== Raw data ==
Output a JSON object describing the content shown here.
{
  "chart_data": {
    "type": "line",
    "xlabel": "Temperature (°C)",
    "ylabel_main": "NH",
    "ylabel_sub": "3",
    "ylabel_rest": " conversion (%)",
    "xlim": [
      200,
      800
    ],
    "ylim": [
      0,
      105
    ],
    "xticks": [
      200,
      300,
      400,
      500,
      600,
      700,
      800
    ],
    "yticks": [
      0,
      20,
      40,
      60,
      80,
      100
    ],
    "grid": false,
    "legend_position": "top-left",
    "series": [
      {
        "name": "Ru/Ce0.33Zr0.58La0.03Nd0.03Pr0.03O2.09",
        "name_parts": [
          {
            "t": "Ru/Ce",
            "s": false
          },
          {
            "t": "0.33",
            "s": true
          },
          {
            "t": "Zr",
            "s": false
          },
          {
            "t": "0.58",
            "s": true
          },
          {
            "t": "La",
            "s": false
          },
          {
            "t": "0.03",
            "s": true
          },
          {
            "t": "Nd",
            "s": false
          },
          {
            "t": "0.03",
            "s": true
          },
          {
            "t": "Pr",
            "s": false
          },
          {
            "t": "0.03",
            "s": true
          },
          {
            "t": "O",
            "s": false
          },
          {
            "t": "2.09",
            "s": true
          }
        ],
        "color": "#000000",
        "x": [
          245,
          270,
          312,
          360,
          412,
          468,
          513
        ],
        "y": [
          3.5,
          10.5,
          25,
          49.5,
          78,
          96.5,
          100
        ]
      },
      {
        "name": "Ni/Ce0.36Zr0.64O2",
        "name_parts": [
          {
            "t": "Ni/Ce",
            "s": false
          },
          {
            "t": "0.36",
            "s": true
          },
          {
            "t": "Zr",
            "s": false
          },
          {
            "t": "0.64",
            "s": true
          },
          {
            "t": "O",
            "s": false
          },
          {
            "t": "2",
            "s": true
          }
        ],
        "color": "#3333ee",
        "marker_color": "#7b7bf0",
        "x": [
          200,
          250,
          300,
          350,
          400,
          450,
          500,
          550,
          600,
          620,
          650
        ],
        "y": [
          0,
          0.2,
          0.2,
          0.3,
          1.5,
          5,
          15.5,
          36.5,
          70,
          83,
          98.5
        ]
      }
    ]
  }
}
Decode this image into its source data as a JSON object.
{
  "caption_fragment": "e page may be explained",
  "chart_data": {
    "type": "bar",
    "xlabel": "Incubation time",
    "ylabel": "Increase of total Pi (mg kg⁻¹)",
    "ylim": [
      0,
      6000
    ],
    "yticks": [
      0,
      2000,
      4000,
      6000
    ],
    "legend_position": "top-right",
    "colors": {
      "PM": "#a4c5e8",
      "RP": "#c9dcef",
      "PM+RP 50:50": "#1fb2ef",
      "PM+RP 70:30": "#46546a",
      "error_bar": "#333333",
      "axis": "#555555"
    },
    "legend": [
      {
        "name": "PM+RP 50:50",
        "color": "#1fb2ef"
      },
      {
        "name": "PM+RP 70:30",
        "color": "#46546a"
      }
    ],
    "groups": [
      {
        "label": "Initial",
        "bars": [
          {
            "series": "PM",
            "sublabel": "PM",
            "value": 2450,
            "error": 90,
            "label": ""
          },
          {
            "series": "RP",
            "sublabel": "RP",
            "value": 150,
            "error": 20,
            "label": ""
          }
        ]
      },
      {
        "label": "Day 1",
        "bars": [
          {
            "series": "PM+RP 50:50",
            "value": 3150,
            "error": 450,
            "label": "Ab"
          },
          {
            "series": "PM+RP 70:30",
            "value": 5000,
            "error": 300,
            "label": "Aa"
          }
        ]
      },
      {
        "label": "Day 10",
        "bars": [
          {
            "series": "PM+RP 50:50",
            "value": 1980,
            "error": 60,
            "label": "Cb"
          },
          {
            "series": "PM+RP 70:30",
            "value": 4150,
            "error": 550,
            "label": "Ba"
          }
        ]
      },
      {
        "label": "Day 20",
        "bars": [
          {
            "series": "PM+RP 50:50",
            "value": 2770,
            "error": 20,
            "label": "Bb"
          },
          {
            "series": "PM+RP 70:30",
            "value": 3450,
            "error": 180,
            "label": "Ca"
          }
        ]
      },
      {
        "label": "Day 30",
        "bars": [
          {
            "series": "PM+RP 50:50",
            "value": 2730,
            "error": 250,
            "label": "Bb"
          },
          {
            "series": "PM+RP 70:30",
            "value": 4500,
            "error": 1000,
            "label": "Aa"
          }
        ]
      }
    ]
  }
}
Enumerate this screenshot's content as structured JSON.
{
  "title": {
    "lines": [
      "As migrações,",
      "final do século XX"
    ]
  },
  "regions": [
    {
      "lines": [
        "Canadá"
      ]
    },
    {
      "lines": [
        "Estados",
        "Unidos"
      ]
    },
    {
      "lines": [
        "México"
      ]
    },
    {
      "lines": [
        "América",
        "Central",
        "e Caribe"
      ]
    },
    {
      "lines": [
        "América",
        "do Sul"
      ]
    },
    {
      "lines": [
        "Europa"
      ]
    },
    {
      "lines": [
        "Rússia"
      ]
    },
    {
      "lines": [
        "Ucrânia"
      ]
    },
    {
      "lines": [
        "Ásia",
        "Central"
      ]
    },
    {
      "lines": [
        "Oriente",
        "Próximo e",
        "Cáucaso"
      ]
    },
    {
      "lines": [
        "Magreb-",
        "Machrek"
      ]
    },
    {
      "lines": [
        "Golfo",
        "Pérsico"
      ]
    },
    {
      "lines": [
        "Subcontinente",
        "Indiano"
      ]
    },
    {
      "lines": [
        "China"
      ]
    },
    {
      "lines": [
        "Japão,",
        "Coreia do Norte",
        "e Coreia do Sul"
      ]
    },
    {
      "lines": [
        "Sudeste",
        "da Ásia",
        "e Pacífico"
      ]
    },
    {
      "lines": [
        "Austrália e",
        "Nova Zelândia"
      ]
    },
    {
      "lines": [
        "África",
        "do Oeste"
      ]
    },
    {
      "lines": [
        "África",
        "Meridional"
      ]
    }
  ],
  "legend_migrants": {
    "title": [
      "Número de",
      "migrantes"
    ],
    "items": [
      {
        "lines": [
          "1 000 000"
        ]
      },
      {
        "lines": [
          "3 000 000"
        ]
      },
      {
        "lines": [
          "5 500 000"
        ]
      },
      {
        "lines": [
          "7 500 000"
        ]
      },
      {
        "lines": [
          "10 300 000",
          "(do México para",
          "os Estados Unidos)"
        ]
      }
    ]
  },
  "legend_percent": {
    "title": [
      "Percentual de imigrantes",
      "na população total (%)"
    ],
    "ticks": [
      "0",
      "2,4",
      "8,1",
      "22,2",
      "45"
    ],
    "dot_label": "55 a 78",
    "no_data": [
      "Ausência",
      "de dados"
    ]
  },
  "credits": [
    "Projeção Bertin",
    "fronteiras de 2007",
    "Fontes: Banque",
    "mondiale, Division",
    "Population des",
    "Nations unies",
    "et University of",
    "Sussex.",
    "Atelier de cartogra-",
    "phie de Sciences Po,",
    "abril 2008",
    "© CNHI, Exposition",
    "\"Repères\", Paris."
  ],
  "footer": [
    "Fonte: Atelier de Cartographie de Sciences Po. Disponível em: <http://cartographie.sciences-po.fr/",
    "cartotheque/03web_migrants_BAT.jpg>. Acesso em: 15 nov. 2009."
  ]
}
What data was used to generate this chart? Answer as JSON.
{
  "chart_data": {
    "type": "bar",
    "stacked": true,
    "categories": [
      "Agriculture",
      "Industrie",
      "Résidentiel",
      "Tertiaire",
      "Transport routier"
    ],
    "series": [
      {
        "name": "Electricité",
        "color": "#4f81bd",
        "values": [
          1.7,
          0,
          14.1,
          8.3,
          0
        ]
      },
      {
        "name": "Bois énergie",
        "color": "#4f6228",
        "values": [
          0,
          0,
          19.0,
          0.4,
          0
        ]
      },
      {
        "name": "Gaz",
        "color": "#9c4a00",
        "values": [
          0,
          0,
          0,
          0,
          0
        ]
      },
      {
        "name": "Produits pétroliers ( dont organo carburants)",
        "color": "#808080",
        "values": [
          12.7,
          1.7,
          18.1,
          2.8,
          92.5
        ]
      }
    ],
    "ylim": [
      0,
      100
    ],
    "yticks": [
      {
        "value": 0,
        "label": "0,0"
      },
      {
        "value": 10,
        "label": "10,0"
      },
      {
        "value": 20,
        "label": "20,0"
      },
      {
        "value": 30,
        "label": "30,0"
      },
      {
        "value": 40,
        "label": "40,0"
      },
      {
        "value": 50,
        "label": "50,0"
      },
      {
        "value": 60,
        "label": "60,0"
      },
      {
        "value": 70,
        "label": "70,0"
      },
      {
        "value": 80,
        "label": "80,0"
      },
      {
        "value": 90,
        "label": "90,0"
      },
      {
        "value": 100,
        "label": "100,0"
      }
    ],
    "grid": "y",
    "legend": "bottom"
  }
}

== Goal of the exercise ==
Quote, word for word, every line starting at the one that contains "What data was" and ending with the final line of the entries.

== Task response ==
What data was used to generate this chart? Answer as JSON.
{
  "chart_data": {
    "type": "bar",
    "stacked": true,
    "categories": [
      "Agriculture",
      "Industrie",
      "Résidentiel",
      "Tertiaire",
      "Transport routier"
    ],
    "series": [
      {
        "name": "Electricité",
        "color": "#4f81bd",
        "values": [
          1.7,
          0,
          14.1,
          8.3,
          0
        ]
      },
      {
        "name": "Bois énergie",
        "color": "#4f6228",
        "values": [
          0,
          0,
          19.0,
          0.4,
          0
        ]
      },
      {
        "name": "Gaz",
        "color": "#9c4a00",
        "values": [
          0,
          0,
          0,
          0,
          0
        ]
      },
      {
        "name": "Produits pétroliers ( dont organo carburants)",
        "color": "#808080",
        "values": [
          12.7,
          1.7,
          18.1,
          2.8,
          92.5
        ]
      }
    ],
    "ylim": [
      0,
      100
    ],
    "yticks": [
      {
        "value": 0,
        "label": "0,0"
      },
      {
        "value": 10,
        "label": "10,0"
      },
      {
        "value": 20,
        "label": "20,0"
      },
      {
        "value": 30,
        "label": "30,0"
      },
      {
        "value": 40,
        "label": "40,0"
      },
      {
        "value": 50,
        "label": "50,0"
      },
      {
        "value": 60,
        "label": "60,0"
      },
      {
        "value": 70,
        "label": "70,0"
      },
      {
        "value": 80,
        "label": "80,0"
      },
      {
        "value": 90,
        "label": "90,0"
      },
      {
        "value": 100,
        "label": "100,0"
      }
    ],
    "grid": "y",
    "legend": "bottom"
  }
}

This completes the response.